::: Data listing

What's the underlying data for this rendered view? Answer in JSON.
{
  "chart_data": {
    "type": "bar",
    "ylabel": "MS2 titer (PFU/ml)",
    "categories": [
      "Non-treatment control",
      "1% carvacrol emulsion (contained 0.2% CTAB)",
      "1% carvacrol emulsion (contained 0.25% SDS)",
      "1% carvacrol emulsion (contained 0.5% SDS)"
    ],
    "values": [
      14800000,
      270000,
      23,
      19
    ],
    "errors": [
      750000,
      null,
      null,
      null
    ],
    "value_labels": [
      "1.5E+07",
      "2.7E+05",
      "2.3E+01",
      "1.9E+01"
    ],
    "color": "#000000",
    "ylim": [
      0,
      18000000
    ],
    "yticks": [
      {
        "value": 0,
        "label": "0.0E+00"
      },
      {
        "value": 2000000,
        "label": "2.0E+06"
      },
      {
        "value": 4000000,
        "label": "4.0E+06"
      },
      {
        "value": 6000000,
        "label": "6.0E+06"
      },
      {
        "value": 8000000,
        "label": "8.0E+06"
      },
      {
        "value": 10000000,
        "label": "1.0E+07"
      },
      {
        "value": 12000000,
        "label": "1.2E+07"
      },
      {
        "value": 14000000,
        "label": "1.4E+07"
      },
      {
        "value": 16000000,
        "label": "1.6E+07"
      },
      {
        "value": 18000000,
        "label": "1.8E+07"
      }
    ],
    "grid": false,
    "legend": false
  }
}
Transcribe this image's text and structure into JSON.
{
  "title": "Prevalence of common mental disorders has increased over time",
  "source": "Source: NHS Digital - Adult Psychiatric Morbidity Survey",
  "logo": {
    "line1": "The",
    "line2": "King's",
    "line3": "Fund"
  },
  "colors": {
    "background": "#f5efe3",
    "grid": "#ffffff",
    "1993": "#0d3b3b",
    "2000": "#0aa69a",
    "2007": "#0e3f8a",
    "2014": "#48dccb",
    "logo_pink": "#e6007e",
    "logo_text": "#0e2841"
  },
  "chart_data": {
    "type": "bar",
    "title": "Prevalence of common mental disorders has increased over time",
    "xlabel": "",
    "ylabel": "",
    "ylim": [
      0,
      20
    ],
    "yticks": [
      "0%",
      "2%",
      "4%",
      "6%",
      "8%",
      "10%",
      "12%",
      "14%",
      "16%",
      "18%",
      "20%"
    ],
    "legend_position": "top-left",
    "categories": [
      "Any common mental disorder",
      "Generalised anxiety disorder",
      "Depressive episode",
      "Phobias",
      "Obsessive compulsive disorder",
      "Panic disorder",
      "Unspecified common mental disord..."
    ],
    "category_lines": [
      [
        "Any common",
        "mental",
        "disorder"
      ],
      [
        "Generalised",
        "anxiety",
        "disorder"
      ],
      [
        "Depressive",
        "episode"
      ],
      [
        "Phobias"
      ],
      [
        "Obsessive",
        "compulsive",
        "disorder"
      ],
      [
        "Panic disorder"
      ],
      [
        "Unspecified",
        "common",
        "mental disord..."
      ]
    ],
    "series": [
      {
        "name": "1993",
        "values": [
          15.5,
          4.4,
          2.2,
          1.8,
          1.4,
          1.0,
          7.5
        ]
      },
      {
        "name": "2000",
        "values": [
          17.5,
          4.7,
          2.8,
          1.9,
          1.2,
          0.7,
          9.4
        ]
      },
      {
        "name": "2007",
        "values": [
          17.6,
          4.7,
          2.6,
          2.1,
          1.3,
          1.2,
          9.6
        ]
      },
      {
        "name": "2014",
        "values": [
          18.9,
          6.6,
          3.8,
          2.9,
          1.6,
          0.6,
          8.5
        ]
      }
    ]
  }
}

::::::

* Your objective: Transcribe the data above in full, exactly.

* Task answer:
What's the underlying data for this rendered view? Answer in JSON.
{
  "chart_data": {
    "type": "bar",
    "ylabel": "MS2 titer (PFU/ml)",
    "categories": [
      "Non-treatment control",
      "1% carvacrol emulsion (contained 0.2% CTAB)",
      "1% carvacrol emulsion (contained 0.25% SDS)",
      "1% carvacrol emulsion (contained 0.5% SDS)"
    ],
    "values": [
      14800000,
      270000,
      23,
      19
    ],
    "errors": [
      750000,
      null,
      null,
      null
    ],
    "value_labels": [
      "1.5E+07",
      "2.7E+05",
      "2.3E+01",
      "1.9E+01"
    ],
    "color": "#000000",
    "ylim": [
      0,
      18000000
    ],
    "yticks": [
      {
        "value": 0,
        "label": "0.0E+00"
      },
      {
        "value": 2000000,
        "label": "2.0E+06"
      },
      {
        "value": 4000000,
        "label": "4.0E+06"
      },
      {
        "value": 6000000,
        "label": "6.0E+06"
      },
      {
        "value": 8000000,
        "label": "8.0E+06"
      },
      {
        "value": 10000000,
        "label": "1.0E+07"
      },
      {
        "value": 12000000,
        "label": "1.2E+07"
      },
      {
        "value": 14000000,
        "label": "1.4E+07"
      },
      {
        "value": 16000000,
        "label": "1.6E+07"
      },
      {
        "value": 18000000,
        "label": "1.8E+07"
      }
    ],
    "grid": false,
    "legend": false
  }
}
Transcribe this image's text and structure into JSON.
{
  "title": "Prevalence of common mental disorders has increased over time",
  "source": "Source: NHS Digital - Adult Psychiatric Morbidity Survey",
  "logo": {
    "line1": "The",
    "line2": "King's",
    "line3": "Fund"
  },
  "colors": {
    "background": "#f5efe3",
    "grid": "#ffffff",
    "1993": "#0d3b3b",
    "2000": "#0aa69a",
    "2007": "#0e3f8a",
    "2014": "#48dccb",
    "logo_pink": "#e6007e",
    "logo_text": "#0e2841"
  },
  "chart_data": {
    "type": "bar",
    "title": "Prevalence of common mental disorders has increased over time",
    "xlabel": "",
    "ylabel": "",
    "ylim": [
      0,
      20
    ],
    "yticks": [
      "0%",
      "2%",
      "4%",
      "6%",
      "8%",
      "10%",
      "12%",
      "14%",
      "16%",
      "18%",
      "20%"
    ],
    "legend_position": "top-left",
    "categories": [
      "Any common mental disorder",
      "Generalised anxiety disorder",
      "Depressive episode",
      "Phobias",
      "Obsessive compulsive disorder",
      "Panic disorder",
      "Unspecified common mental disord..."
    ],
    "category_lines": [
      [
        "Any common",
        "mental",
        "disorder"
      ],
      [
        "Generalised",
        "anxiety",
        "disorder"
      ],
      [
        "Depressive",
        "episode"
      ],
      [
        "Phobias"
      ],
      [
        "Obsessive",
        "compulsive",
        "disorder"
      ],
      [
        "Panic disorder"
      ],
      [
        "Unspecified",
        "common",
        "mental disord..."
      ]
    ],
    "series": [
      {
        "name": "1993",
        "values": [
          15.5,
          4.4,
          2.2,
          1.8,
          1.4,
          1.0,
          7.5
        ]
      },
      {
        "name": "2000",
        "values": [
          17.5,
          4.7,
          2.8,
          1.9,
          1.2,
          0.7,
          9.4
        ]
      },
      {
        "name": "2007",
        "values": [
          17.6,
          4.7,
          2.6,
          2.1,
          1.3,
          1.2,
          9.6
        ]
      },
      {
        "name": "2014",
        "values": [
          18.9,
          6.6,
          3.8,
          2.9,
          1.6,
          0.6,
          8.5
        ]
      }
    ]
  }
}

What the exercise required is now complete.